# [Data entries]
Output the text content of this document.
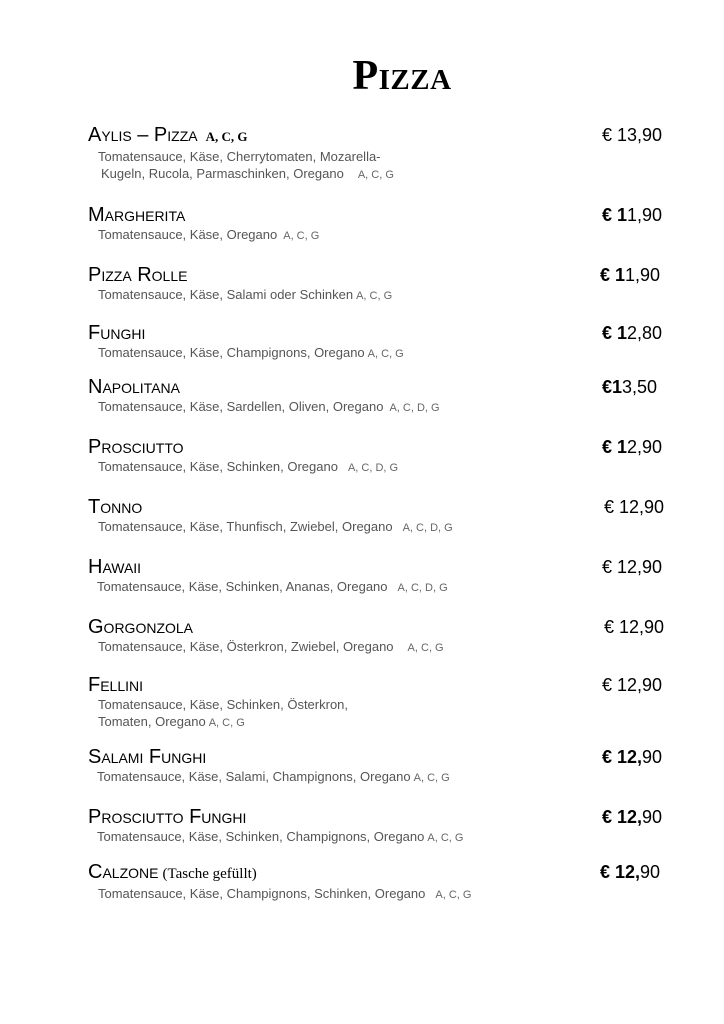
Pizza
Aylis – Pizza A, C, G	€ 13,90
Tomatensauce, Käse, Cherrytomaten, Mozarella-
Kugeln, Rucola, Parmaschinken, Oregano A, C, G
Margherita	€ 11,90
Tomatensauce, Käse, Oregano A, C, G
Pizza Rolle	€ 11,90
Tomatensauce, Käse, Salami oder Schinken A, C, G
Funghi	€ 12,80
Tomatensauce, Käse, Champignons, Oregano A, C, G
Napolitana	€13,50
Tomatensauce, Käse, Sardellen, Oliven, Oregano A, C, D, G
Prosciutto	€ 12,90
Tomatensauce, Käse, Schinken, Oregano A, C, D, G
Tonno	€ 12,90
Tomatensauce, Käse, Thunfisch, Zwiebel, Oregano A, C, D, G
Hawaii	€ 12,90
Tomatensauce, Käse, Schinken, Ananas, Oregano A, C, D, G
Gorgonzola	€ 12,90
Tomatensauce, Käse, Österkron, Zwiebel, Oregano A, C, G
Fellini	€ 12,90
Tomatensauce, Käse, Schinken, Österkron,
Tomaten, Oregano A, C, G
Salami Funghi	€ 12,90
Tomatensauce, Käse, Salami, Champignons, Oregano A, C, G
Prosciutto Funghi	€ 12,90
Tomatensauce, Käse, Schinken, Champignons, Oregano A, C, G
Calzone (Tasche gefüllt)	€ 12,90
Tomatensauce, Käse, Champignons, Schinken, Oregano A, C, G
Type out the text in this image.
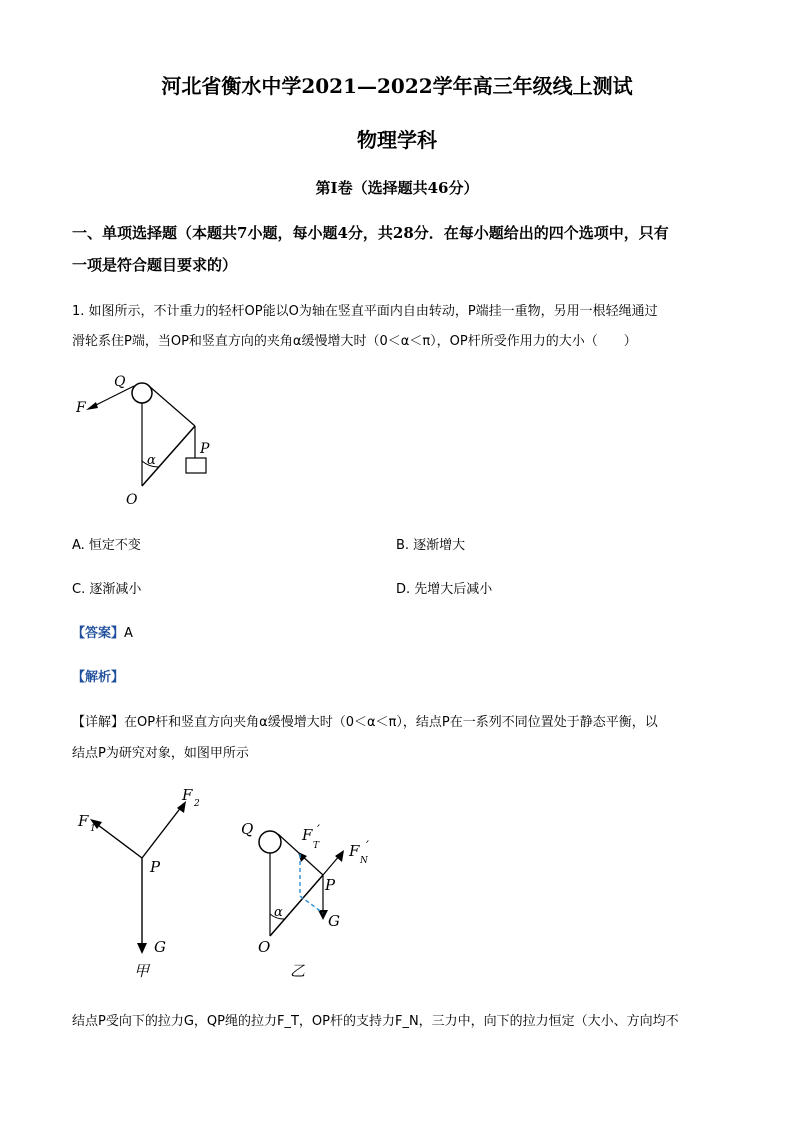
河北省衡水中学2021—2022学年高三年级线上测试
物理学科
第Ⅰ卷（选择题共46分）
一、单项选择题（本题共7小题，每小题4分，共28分．在每小题给出的四个选项中，只有
一项是符合题目要求的）
1. 如图所示，不计重力的轻杆OP能以O为轴在竖直平面内自由转动，P端挂一重物，另用一根轻绳通过
滑轮系住P端，当OP和竖直方向的夹角α缓慢增大时（0＜α＜π），OP杆所受作用力的大小（　　）
Q
F
P
α
O
A. 恒定不变	B. 逐渐增大
C. 逐渐减小	D. 先增大后减小
【答案】A
【解析】
【详解】在OP杆和竖直方向夹角α缓慢增大时（0＜α＜π），结点P在一系列不同位置处于静态平衡，以
结点P为研究对象，如图甲所示
F 1
F 2
P
G
甲
Q	F
T
′
F
N
′
P
α	G
O
乙
结点P受向下的拉力G，QP绳的拉力F_T，OP杆的支持力F_N，三力中，向下的拉力恒定（大小、方向均不
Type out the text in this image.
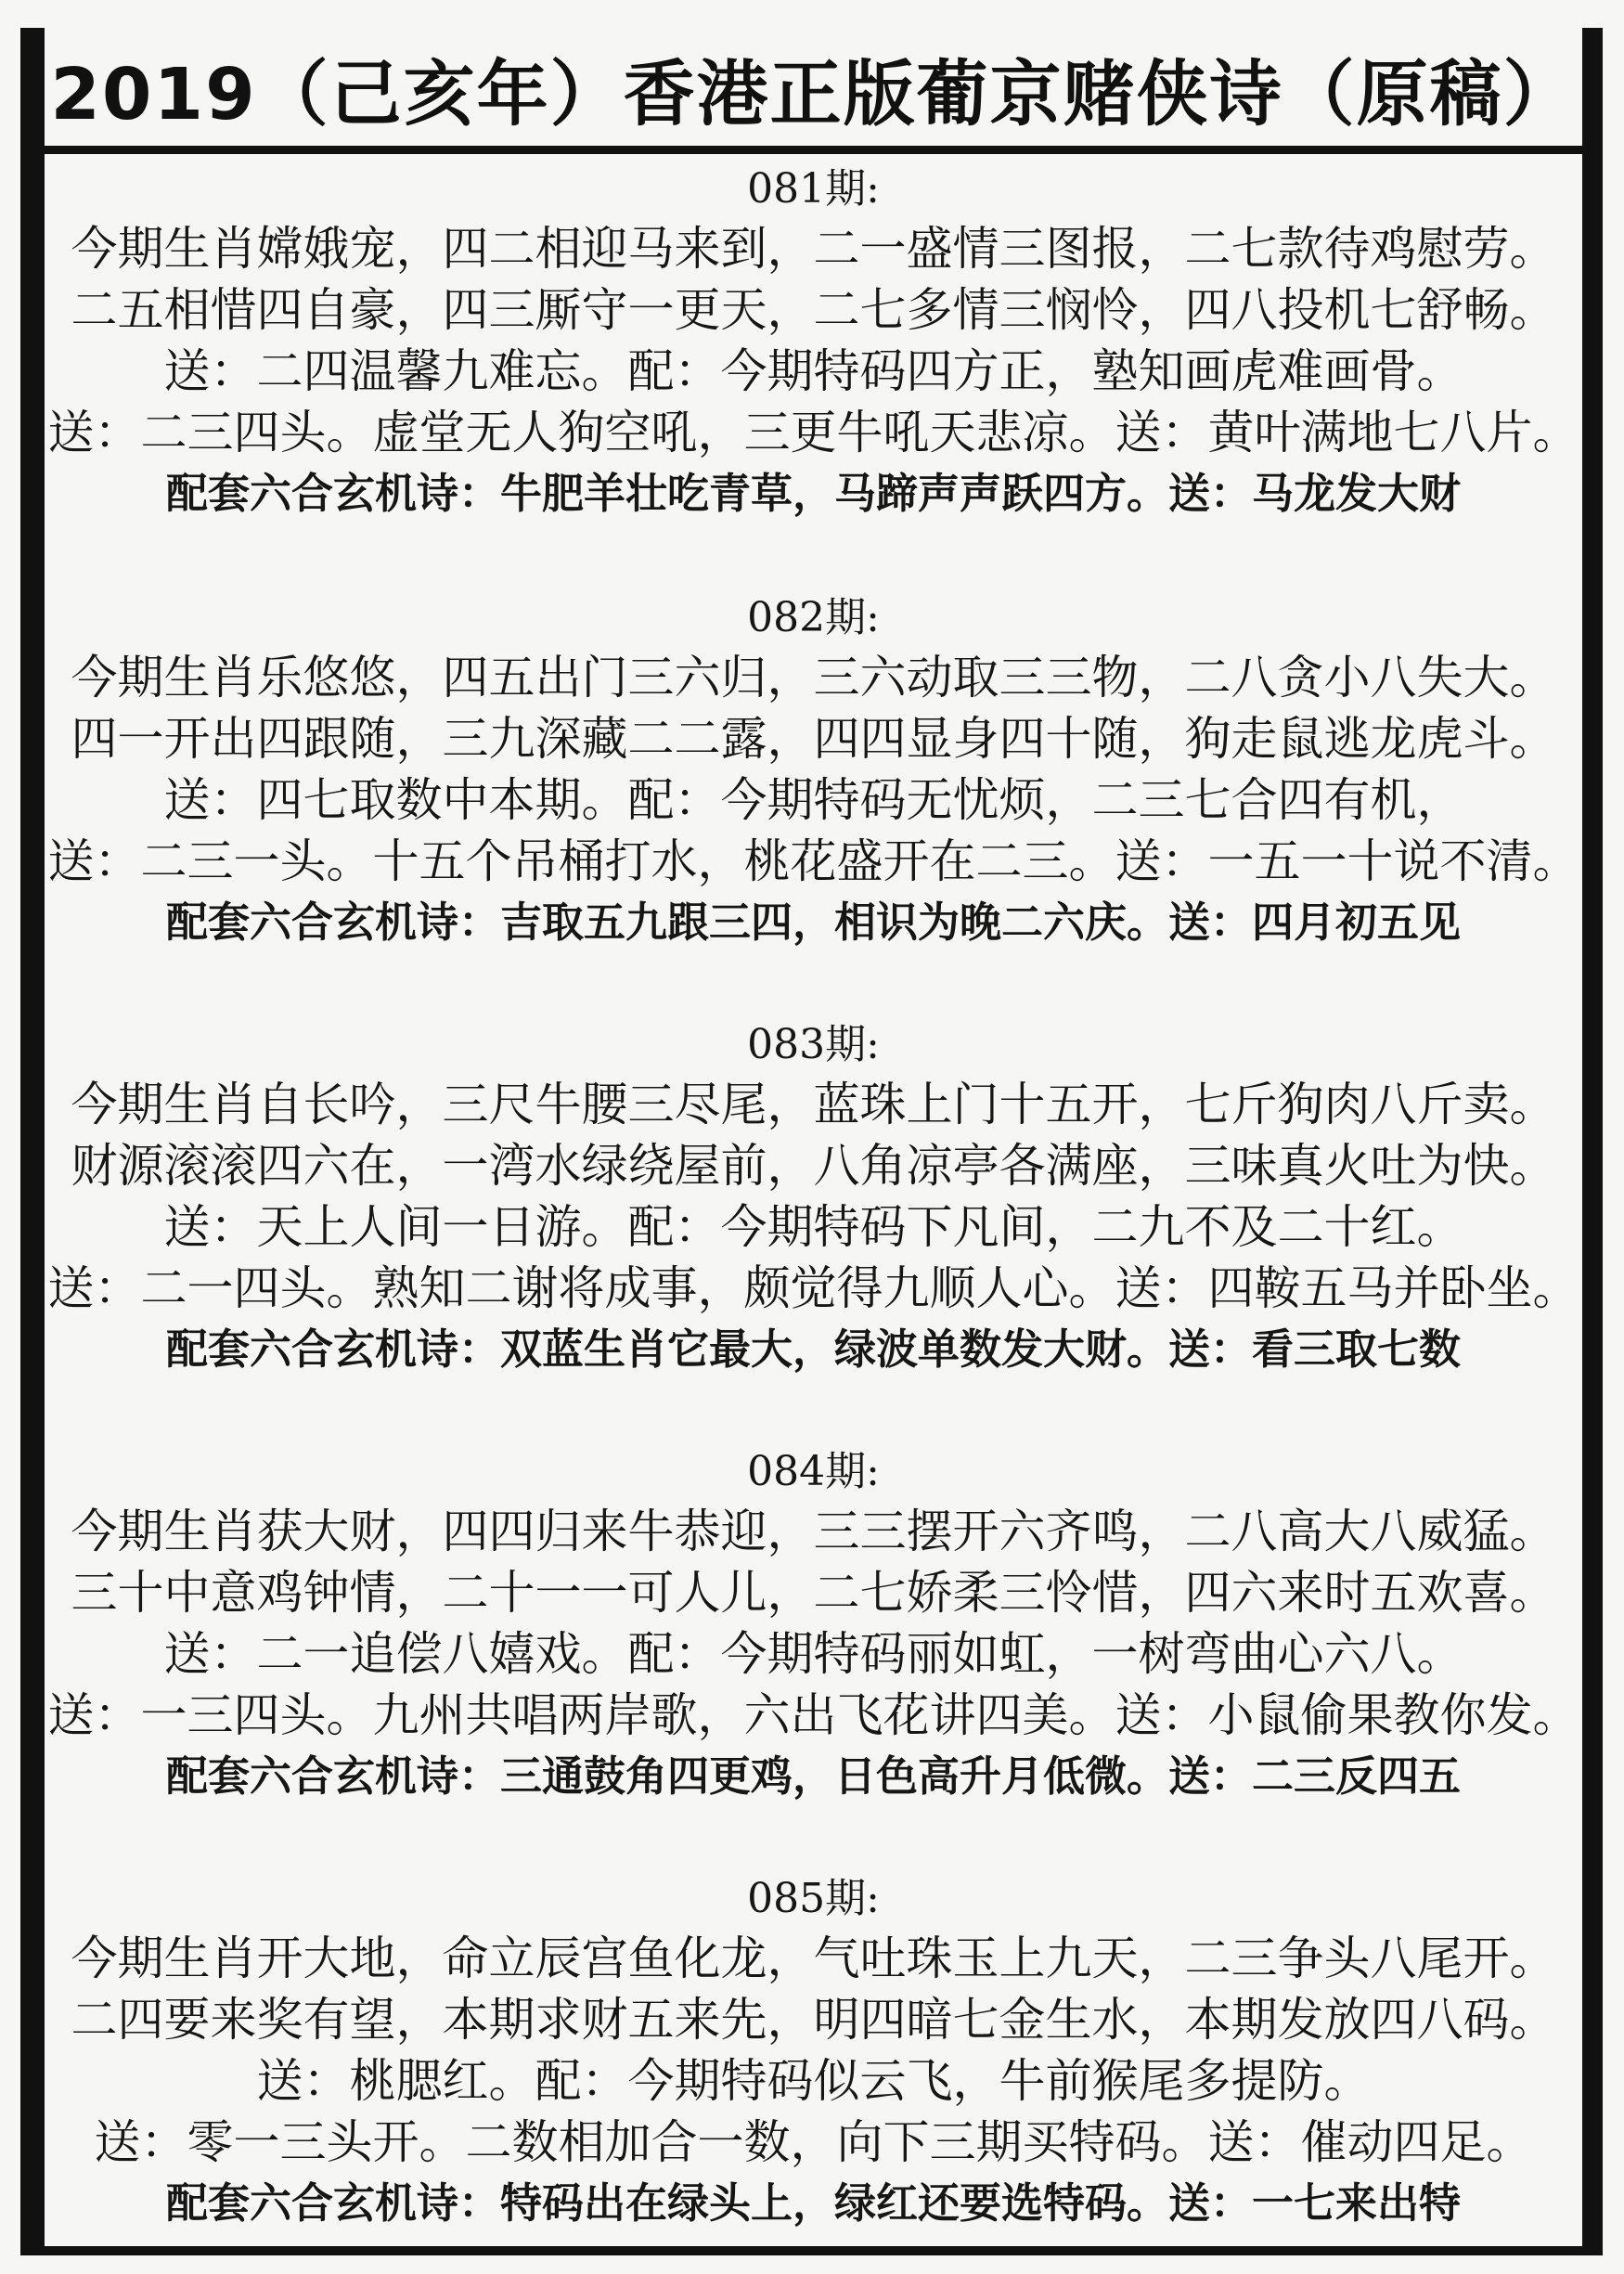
2019（己亥年）香港正版葡京赌侠诗（原稿）
081期:
今期生肖嫦娥宠，四二相迎马来到，二一盛情三图报，二七款待鸡慰劳。
二五相惜四自豪，四三厮守一更天，二七多情三悯怜，四八投机七舒畅。
送：二四温馨九难忘。配：今期特码四方正，塾知画虎难画骨。
送：二三四头。虚堂无人狗空吼，三更牛吼天悲凉。送：黄叶满地七八片。
配套六合玄机诗：牛肥羊壮吃青草，马蹄声声跃四方。送：马龙发大财
082期:
今期生肖乐悠悠，四五出门三六归，三六动取三三物，二八贪小八失大。
四一开出四跟随，三九深藏二二露，四四显身四十随，狗走鼠逃龙虎斗。
送：四七取数中本期。配：今期特码无忧烦，二三七合四有机，
送：二三一头。十五个吊桶打水，桃花盛开在二三。送：一五一十说不清。
配套六合玄机诗：吉取五九跟三四，相识为晚二六庆。送：四月初五见
083期:
今期生肖自长吟，三尺牛腰三尽尾，蓝珠上门十五开，七斤狗肉八斤卖。
财源滚滚四六在，一湾水绿绕屋前，八角凉亭各满座，三味真火吐为快。
送：天上人间一日游。配：今期特码下凡间，二九不及二十红。
送：二一四头。熟知二谢将成事，颇觉得九顺人心。送：四鞍五马并卧坐。
配套六合玄机诗：双蓝生肖它最大，绿波单数发大财。送：看三取七数
084期:
今期生肖获大财，四四归来牛恭迎，三三摆开六齐鸣，二八高大八威猛。
三十中意鸡钟情，二十一一可人儿，二七娇柔三怜惜，四六来时五欢喜。
送：二一追偿八嬉戏。配：今期特码丽如虹，一树弯曲心六八。
送：一三四头。九州共唱两岸歌，六出飞花讲四美。送：小鼠偷果教你发。
配套六合玄机诗：三通鼓角四更鸡，日色高升月低微。送：二三反四五
085期:
今期生肖开大地，命立辰宫鱼化龙，气吐珠玉上九天，二三争头八尾开。
二四要来奖有望，本期求财五来先，明四暗七金生水，本期发放四八码。
送：桃腮红。配：今期特码似云飞，牛前猴尾多提防。
送：零一三头开。二数相加合一数，向下三期买特码。送：催动四足。
配套六合玄机诗：特码出在绿头上，绿红还要选特码。送：一七来出特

# [Exercise aim]
Identify lines with the string "Österkron". Copy each one.

# [Written answer]
Tomatensauce, Käse, Österkron, Zwiebel, Oregano A, C, G
Tomatensauce, Käse, Schinken, Österkron,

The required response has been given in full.